(Dataset extract):
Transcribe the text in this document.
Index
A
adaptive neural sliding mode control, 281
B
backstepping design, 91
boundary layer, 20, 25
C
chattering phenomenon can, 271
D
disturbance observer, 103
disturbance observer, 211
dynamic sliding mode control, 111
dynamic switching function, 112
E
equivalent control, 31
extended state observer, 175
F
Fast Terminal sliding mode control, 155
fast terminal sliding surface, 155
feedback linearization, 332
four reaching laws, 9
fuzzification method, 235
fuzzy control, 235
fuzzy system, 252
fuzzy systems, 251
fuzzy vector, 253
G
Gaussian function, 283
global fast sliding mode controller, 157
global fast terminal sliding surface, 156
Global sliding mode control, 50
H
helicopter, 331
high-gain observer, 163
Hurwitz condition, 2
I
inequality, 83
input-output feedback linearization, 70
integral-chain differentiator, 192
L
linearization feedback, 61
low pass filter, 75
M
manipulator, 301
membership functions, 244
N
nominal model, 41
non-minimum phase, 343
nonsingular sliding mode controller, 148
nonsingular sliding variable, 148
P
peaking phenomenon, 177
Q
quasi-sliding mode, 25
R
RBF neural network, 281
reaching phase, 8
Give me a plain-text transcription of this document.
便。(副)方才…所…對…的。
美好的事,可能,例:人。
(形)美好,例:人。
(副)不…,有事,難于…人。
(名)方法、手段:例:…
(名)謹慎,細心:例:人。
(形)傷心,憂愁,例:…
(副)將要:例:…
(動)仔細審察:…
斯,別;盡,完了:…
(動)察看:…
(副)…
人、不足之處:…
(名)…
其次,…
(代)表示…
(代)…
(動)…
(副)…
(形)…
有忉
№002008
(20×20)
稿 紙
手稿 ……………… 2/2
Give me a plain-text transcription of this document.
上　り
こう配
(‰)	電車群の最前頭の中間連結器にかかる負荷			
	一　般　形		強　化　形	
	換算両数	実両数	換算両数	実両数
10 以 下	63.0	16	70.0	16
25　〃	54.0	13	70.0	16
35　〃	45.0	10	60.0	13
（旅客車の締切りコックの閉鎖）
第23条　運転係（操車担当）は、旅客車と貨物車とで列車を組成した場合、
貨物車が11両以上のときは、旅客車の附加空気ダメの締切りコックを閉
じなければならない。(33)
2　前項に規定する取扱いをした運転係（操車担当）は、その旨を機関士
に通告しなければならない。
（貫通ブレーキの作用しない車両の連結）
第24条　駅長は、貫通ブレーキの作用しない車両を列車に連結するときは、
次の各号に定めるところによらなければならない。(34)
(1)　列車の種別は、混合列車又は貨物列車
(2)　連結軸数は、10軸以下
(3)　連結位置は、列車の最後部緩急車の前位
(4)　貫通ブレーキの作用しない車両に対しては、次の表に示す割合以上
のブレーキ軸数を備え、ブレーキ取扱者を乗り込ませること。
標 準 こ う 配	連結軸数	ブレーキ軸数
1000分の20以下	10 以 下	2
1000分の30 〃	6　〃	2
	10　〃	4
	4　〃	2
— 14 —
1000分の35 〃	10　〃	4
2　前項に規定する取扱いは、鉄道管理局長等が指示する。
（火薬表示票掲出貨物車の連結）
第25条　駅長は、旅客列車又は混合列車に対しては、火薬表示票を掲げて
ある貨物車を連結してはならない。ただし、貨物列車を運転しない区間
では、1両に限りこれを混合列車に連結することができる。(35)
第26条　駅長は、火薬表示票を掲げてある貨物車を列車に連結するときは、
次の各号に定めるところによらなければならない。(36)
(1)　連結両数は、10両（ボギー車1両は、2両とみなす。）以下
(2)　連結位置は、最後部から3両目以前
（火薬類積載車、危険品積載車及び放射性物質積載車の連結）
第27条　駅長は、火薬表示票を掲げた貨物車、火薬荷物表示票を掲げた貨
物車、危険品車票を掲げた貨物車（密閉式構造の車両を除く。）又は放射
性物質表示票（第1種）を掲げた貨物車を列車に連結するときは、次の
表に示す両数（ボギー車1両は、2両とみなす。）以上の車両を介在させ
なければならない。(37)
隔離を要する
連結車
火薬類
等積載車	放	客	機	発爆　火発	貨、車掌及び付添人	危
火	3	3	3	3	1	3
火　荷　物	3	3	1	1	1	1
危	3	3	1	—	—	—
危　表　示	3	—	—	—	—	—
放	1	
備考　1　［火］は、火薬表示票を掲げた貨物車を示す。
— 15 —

(Problem to solve): Repeat every line of the material exactly as given.

(Exercise solution):
Transcribe the text in this document.
Index
A
adaptive neural sliding mode control, 281
B
backstepping design, 91
boundary layer, 20, 25
C
chattering phenomenon can, 271
D
disturbance observer, 103
disturbance observer, 211
dynamic sliding mode control, 111
dynamic switching function, 112
E
equivalent control, 31
extended state observer, 175
F
Fast Terminal sliding mode control, 155
fast terminal sliding surface, 155
feedback linearization, 332
four reaching laws, 9
fuzzification method, 235
fuzzy control, 235
fuzzy system, 252
fuzzy systems, 251
fuzzy vector, 253
G
Gaussian function, 283
global fast sliding mode controller, 157
global fast terminal sliding surface, 156
Global sliding mode control, 50
H
helicopter, 331
high-gain observer, 163
Hurwitz condition, 2
I
inequality, 83
input-output feedback linearization, 70
integral-chain differentiator, 192
L
linearization feedback, 61
low pass filter, 75
M
manipulator, 301
membership functions, 244
N
nominal model, 41
non-minimum phase, 343
nonsingular sliding mode controller, 148
nonsingular sliding variable, 148
P
peaking phenomenon, 177
Q
quasi-sliding mode, 25
R
RBF neural network, 281
reaching phase, 8
Give me a plain-text transcription of this document.
便。(副)方才…所…對…的。
美好的事,可能,例:人。
(形)美好,例:人。
(副)不…,有事,難于…人。
(名)方法、手段:例:…
(名)謹慎,細心:例:人。
(形)傷心,憂愁,例:…
(副)將要:例:…
(動)仔細審察:…
斯,別;盡,完了:…
(動)察看:…
(副)…
人、不足之處:…
(名)…
其次,…
(代)表示…
(代)…
(動)…
(副)…
(形)…
有忉
№002008
(20×20)
稿 紙
手稿 ……………… 2/2
Give me a plain-text transcription of this document.
上　り
こう配
(‰)	電車群の最前頭の中間連結器にかかる負荷			
	一　般　形		強　化　形	
	換算両数	実両数	換算両数	実両数
10 以 下	63.0	16	70.0	16
25　〃	54.0	13	70.0	16
35　〃	45.0	10	60.0	13
（旅客車の締切りコックの閉鎖）
第23条　運転係（操車担当）は、旅客車と貨物車とで列車を組成した場合、
貨物車が11両以上のときは、旅客車の附加空気ダメの締切りコックを閉
じなければならない。(33)
2　前項に規定する取扱いをした運転係（操車担当）は、その旨を機関士
に通告しなければならない。
（貫通ブレーキの作用しない車両の連結）
第24条　駅長は、貫通ブレーキの作用しない車両を列車に連結するときは、
次の各号に定めるところによらなければならない。(34)
(1)　列車の種別は、混合列車又は貨物列車
(2)　連結軸数は、10軸以下
(3)　連結位置は、列車の最後部緩急車の前位
(4)　貫通ブレーキの作用しない車両に対しては、次の表に示す割合以上
のブレーキ軸数を備え、ブレーキ取扱者を乗り込ませること。
標 準 こ う 配	連結軸数	ブレーキ軸数
1000分の20以下	10 以 下	2
1000分の30 〃	6　〃	2
	10　〃	4
	4　〃	2
— 14 —
1000分の35 〃	10　〃	4
2　前項に規定する取扱いは、鉄道管理局長等が指示する。
（火薬表示票掲出貨物車の連結）
第25条　駅長は、旅客列車又は混合列車に対しては、火薬表示票を掲げて
ある貨物車を連結してはならない。ただし、貨物列車を運転しない区間
では、1両に限りこれを混合列車に連結することができる。(35)
第26条　駅長は、火薬表示票を掲げてある貨物車を列車に連結するときは、
次の各号に定めるところによらなければならない。(36)
(1)　連結両数は、10両（ボギー車1両は、2両とみなす。）以下
(2)　連結位置は、最後部から3両目以前
（火薬類積載車、危険品積載車及び放射性物質積載車の連結）
第27条　駅長は、火薬表示票を掲げた貨物車、火薬荷物表示票を掲げた貨
物車、危険品車票を掲げた貨物車（密閉式構造の車両を除く。）又は放射
性物質表示票（第1種）を掲げた貨物車を列車に連結するときは、次の
表に示す両数（ボギー車1両は、2両とみなす。）以上の車両を介在させ
なければならない。(37)
隔離を要する
連結車
火薬類
等積載車	放	客	機	発爆　火発	貨、車掌及び付添人	危
火	3	3	3	3	1	3
火　荷　物	3	3	1	1	1	1
危	3	3	1	—	—	—
危　表　示	3	—	—	—	—	—
放	1	
備考　1　［火］は、火薬表示票を掲げた貨物車を示す。
— 15 —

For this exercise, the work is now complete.